Directions for this task: Select and reproduce each line of the listing below that bears the string "mujeres".
»»
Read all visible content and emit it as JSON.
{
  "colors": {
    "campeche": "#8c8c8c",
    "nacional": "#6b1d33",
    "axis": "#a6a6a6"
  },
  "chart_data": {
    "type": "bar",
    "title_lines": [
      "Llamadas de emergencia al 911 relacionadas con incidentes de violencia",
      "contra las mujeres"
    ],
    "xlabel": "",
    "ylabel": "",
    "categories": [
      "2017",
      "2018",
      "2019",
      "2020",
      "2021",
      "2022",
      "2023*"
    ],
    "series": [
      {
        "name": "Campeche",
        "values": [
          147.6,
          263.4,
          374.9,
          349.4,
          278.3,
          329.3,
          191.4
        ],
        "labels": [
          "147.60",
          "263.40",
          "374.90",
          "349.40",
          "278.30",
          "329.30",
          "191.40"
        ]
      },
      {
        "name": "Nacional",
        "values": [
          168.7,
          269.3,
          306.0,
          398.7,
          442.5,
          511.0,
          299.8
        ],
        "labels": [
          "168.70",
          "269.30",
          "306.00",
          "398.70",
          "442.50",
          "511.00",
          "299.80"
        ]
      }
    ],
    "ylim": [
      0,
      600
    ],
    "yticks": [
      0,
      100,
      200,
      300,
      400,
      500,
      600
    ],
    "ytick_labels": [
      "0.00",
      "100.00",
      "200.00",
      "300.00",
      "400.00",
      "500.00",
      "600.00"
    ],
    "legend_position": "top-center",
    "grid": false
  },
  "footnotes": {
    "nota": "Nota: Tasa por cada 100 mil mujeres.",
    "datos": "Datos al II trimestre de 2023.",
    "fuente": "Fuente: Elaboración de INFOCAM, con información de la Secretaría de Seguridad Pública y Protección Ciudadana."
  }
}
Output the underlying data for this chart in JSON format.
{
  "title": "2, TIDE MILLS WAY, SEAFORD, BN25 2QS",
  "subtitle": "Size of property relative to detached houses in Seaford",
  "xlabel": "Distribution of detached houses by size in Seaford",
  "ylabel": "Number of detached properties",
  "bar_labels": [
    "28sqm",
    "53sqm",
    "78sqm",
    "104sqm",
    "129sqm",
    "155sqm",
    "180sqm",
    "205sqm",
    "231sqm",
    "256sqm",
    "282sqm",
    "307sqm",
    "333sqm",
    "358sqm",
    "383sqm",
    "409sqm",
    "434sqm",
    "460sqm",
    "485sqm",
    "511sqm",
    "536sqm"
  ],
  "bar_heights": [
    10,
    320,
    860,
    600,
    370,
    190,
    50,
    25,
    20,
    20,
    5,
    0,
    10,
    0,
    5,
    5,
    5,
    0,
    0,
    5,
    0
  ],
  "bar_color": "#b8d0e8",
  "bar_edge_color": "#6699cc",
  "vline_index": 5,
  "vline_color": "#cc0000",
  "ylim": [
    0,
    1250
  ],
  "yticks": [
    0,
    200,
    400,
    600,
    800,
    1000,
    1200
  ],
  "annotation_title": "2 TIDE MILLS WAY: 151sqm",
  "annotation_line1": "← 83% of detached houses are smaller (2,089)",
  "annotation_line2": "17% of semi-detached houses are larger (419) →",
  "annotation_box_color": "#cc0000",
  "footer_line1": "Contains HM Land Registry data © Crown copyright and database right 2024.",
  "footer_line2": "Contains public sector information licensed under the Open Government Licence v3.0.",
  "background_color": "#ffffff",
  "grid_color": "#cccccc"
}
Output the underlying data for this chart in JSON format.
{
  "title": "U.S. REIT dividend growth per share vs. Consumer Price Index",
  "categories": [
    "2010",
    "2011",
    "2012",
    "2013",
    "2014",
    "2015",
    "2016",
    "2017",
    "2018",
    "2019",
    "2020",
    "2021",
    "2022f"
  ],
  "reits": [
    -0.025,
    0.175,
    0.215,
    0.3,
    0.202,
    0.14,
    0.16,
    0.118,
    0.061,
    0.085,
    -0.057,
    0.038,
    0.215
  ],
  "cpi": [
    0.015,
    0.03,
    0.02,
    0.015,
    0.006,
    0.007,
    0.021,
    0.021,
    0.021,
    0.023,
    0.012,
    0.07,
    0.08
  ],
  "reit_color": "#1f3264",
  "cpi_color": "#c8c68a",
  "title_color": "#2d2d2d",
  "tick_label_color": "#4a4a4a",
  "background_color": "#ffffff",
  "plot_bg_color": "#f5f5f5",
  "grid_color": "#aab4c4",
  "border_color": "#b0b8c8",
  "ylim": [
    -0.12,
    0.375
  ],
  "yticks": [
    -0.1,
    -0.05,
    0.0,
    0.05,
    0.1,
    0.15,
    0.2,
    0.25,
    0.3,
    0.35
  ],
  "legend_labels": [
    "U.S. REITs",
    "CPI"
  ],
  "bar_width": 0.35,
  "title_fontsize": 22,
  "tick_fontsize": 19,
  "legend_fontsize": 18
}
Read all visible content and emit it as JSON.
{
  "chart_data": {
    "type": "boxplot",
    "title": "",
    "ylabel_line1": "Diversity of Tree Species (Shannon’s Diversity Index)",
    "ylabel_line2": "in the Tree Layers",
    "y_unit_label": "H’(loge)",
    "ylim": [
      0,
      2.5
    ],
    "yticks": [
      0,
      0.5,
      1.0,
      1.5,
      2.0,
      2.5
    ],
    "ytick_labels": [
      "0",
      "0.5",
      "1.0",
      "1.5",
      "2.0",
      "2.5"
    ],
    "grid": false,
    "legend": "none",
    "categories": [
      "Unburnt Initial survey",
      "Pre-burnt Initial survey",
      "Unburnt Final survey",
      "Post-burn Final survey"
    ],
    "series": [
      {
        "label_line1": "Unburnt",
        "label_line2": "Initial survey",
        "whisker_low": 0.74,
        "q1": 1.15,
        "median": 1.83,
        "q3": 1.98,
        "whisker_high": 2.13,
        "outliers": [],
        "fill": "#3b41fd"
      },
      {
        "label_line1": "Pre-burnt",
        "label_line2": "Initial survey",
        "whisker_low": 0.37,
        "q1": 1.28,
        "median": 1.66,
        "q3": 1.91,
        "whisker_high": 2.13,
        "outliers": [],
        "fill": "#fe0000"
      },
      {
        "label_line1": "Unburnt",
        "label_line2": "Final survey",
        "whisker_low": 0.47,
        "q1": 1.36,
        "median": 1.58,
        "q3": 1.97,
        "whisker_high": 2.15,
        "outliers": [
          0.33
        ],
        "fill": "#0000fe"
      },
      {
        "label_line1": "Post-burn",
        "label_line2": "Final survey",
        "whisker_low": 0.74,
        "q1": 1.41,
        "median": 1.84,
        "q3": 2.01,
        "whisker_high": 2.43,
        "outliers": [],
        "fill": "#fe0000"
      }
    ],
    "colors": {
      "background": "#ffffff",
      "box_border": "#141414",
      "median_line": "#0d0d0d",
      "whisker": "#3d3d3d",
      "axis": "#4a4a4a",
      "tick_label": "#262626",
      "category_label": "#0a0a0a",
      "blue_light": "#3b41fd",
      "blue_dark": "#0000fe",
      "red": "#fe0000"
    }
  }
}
««
Solution to this task:
      "contra las mujeres"
    "nota": "Nota: Tasa por cada 100 mil mujeres.",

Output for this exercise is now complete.